--- GIVEN PASSAGE ---

To promote its positions, the BJC publishes a wide array of materials relating to church-state separation, including significant coalition statements.

One of the most effective educating tools in recent years was "Religion in the Public Schools: A Joint Statement of Current Law." The BJC was a member of the document's drafting committee along with several leading organizations spanning the political spectrum – from the National Association of Evangelicals and the Christian Legal Society to the American Civil Liberties Union and the National Council of Churches. The document served as a resource for parents, students, teachers, and administrators throughout the United States and was later condensed and mailed to schools across the country by President Bill Clinton because of its accuracy and reliability.

===Name changes===

In 2005, the BJC name was changed to the Baptist Joint Committee for Religious Liberty to more accurately reflect their singular focus on religious liberty issues.

In 2019, the organization rebranded as BJC with the tagline Faith. Freedom. For All., to capture the inclusiveness of its mission and the relevancy of its work.

===75th anniversary===

The Baptist Joint Committee celebrated its 75th anniversary in 2011 and released a special edition of Report from the Capital highlighting the history of the organization.

--- GIVEN RECORDS ---

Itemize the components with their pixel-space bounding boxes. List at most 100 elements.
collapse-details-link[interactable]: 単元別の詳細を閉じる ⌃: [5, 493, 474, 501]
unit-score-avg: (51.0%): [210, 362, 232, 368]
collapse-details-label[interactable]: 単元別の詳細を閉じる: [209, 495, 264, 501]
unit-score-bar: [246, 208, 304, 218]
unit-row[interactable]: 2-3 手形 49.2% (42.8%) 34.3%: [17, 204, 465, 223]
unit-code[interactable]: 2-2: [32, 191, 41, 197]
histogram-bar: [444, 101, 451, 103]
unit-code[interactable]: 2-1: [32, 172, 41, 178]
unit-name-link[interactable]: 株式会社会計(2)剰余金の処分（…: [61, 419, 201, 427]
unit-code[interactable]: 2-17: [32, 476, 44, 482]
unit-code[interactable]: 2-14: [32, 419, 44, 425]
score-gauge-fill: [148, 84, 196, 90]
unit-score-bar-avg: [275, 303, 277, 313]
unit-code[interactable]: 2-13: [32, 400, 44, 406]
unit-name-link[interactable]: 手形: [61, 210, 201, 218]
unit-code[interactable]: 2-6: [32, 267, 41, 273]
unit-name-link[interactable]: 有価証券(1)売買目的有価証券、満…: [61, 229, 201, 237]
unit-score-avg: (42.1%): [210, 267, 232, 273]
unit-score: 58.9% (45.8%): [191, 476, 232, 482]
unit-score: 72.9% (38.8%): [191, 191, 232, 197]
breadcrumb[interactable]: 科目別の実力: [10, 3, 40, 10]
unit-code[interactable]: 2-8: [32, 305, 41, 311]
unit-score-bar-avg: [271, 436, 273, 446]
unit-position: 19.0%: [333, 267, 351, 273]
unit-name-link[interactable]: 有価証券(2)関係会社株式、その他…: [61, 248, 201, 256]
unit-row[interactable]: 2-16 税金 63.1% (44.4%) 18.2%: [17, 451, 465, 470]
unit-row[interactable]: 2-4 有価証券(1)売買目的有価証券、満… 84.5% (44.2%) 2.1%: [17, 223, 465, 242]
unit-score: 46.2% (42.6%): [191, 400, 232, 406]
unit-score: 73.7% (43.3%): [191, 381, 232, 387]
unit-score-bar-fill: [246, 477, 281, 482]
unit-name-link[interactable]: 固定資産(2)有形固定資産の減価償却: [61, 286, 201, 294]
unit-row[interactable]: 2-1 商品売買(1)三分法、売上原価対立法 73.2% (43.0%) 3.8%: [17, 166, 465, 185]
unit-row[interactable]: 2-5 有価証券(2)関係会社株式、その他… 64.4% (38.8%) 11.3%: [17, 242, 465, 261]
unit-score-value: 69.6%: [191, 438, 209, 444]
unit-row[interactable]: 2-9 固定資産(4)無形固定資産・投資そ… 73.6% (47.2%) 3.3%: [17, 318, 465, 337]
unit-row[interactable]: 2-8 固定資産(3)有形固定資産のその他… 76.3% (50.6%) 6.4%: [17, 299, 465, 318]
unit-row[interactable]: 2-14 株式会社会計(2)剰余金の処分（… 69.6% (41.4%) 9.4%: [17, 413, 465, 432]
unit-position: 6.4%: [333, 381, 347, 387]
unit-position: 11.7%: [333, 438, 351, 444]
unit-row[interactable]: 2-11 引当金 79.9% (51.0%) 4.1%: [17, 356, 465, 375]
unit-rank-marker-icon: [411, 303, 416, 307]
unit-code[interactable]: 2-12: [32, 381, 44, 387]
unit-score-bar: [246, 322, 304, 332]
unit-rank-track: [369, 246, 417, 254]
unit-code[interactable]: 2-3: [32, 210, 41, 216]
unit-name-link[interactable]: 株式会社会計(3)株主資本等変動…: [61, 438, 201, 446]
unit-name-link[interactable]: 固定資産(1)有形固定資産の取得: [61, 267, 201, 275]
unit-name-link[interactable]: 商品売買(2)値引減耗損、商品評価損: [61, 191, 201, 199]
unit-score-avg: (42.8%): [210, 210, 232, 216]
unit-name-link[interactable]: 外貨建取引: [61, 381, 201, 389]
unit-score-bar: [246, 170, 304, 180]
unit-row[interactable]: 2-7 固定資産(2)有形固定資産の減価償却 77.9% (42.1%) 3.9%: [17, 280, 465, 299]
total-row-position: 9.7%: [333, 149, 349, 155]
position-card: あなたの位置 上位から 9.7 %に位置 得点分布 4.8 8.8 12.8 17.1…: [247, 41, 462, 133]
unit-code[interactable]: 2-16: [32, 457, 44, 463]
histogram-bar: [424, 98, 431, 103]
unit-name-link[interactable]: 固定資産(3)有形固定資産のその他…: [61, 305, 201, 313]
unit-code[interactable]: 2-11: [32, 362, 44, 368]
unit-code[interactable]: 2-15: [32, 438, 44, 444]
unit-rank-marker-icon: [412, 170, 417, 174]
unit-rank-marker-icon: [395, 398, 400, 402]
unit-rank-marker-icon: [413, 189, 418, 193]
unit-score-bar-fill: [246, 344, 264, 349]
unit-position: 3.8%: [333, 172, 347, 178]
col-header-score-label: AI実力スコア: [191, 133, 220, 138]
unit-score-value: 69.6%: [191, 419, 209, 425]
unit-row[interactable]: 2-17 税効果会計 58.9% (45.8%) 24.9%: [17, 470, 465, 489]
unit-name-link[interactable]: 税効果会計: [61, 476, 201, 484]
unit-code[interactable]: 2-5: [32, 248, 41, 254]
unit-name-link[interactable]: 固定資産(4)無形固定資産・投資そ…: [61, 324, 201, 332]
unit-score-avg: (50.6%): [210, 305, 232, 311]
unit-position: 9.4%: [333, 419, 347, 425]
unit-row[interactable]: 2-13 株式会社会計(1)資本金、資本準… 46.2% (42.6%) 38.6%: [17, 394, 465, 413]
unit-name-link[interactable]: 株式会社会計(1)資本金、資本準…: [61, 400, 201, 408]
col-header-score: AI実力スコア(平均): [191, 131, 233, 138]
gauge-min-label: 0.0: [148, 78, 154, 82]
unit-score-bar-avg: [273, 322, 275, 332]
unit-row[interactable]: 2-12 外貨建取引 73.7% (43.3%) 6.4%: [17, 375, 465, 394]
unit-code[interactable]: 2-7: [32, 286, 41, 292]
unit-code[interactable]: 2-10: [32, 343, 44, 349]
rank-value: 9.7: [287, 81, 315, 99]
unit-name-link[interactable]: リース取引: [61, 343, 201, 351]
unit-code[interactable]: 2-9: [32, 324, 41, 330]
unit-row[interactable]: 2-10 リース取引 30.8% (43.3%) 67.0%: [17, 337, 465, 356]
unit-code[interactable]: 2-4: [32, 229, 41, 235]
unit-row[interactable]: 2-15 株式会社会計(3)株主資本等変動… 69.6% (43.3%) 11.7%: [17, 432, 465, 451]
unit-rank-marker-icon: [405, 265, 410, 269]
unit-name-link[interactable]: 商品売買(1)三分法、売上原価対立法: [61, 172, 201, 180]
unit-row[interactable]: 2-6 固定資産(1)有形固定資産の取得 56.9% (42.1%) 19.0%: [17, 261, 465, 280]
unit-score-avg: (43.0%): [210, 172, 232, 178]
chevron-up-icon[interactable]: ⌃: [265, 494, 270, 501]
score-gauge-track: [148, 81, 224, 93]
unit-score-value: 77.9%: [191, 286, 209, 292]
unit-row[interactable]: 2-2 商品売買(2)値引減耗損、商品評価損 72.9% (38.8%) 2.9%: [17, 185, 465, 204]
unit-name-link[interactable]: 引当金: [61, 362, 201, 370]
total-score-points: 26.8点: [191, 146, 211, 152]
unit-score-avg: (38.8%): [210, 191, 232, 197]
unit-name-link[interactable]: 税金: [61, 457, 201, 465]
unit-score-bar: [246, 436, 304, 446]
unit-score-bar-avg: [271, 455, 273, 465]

---

**INSTRUCTIONS FOR THE TASK**: In the passage on the BJC, why was the organization's name changed in 2005? Answer in one to three sentences.

**ANSWER AREA**: In 2005 the name was changed to the Baptist Joint Committee for Religious Liberty so that it would more accurately reflect the organization's singular focus on religious liberty issues.